-- REQUIREMENT --
Extract the complete data exactly as given.

[Records from a data source]
════════════════════
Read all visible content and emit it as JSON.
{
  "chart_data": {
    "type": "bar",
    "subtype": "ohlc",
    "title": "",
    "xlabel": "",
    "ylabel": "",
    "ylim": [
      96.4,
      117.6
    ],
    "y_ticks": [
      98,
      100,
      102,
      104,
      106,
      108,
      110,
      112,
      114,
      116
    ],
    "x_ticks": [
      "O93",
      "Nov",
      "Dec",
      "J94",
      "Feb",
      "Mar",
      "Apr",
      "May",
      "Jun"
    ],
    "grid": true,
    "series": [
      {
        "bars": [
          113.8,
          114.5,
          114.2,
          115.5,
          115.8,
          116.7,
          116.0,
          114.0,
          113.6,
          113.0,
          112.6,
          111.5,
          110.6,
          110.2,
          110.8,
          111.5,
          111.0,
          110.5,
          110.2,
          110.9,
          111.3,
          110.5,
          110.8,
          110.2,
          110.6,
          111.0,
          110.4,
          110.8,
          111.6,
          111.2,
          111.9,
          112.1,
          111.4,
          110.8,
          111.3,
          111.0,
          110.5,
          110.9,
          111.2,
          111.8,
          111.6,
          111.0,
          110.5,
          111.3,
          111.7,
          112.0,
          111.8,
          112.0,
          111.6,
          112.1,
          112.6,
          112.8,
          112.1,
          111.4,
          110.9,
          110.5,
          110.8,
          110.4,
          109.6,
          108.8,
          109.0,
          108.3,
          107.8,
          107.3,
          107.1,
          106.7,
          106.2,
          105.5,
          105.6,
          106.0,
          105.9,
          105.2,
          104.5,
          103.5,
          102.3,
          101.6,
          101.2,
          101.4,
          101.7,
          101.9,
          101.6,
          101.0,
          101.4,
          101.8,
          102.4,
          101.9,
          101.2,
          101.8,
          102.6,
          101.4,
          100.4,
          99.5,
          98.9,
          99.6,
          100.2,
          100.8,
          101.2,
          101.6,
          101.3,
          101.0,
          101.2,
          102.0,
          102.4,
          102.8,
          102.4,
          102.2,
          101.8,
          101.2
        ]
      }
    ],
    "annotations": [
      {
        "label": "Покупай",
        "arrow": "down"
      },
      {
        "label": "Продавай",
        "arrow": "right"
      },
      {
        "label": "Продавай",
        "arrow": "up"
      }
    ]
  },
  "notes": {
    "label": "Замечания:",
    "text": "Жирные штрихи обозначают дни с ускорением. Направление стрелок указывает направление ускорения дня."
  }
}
════════════════════
-- FULL SOLUTION --
Read all visible content and emit it as JSON.
{
  "chart_data": {
    "type": "bar",
    "subtype": "ohlc",
    "title": "",
    "xlabel": "",
    "ylabel": "",
    "ylim": [
      96.4,
      117.6
    ],
    "y_ticks": [
      98,
      100,
      102,
      104,
      106,
      108,
      110,
      112,
      114,
      116
    ],
    "x_ticks": [
      "O93",
      "Nov",
      "Dec",
      "J94",
      "Feb",
      "Mar",
      "Apr",
      "May",
      "Jun"
    ],
    "grid": true,
    "series": [
      {
        "bars": [
          113.8,
          114.5,
          114.2,
          115.5,
          115.8,
          116.7,
          116.0,
          114.0,
          113.6,
          113.0,
          112.6,
          111.5,
          110.6,
          110.2,
          110.8,
          111.5,
          111.0,
          110.5,
          110.2,
          110.9,
          111.3,
          110.5,
          110.8,
          110.2,
          110.6,
          111.0,
          110.4,
          110.8,
          111.6,
          111.2,
          111.9,
          112.1,
          111.4,
          110.8,
          111.3,
          111.0,
          110.5,
          110.9,
          111.2,
          111.8,
          111.6,
          111.0,
          110.5,
          111.3,
          111.7,
          112.0,
          111.8,
          112.0,
          111.6,
          112.1,
          112.6,
          112.8,
          112.1,
          111.4,
          110.9,
          110.5,
          110.8,
          110.4,
          109.6,
          108.8,
          109.0,
          108.3,
          107.8,
          107.3,
          107.1,
          106.7,
          106.2,
          105.5,
          105.6,
          106.0,
          105.9,
          105.2,
          104.5,
          103.5,
          102.3,
          101.6,
          101.2,
          101.4,
          101.7,
          101.9,
          101.6,
          101.0,
          101.4,
          101.8,
          102.4,
          101.9,
          101.2,
          101.8,
          102.6,
          101.4,
          100.4,
          99.5,
          98.9,
          99.6,
          100.2,
          100.8,
          101.2,
          101.6,
          101.3,
          101.0,
          101.2,
          102.0,
          102.4,
          102.8,
          102.4,
          102.2,
          101.8,
          101.2
        ]
      }
    ],
    "annotations": [
      {
        "label": "Покупай",
        "arrow": "down"
      },
      {
        "label": "Продавай",
        "arrow": "right"
      },
      {
        "label": "Продавай",
        "arrow": "up"
      }
    ]
  },
  "notes": {
    "label": "Замечания:",
    "text": "Жирные штрихи обозначают дни с ускорением. Направление стрелок указывает направление ускорения дня."
  }
}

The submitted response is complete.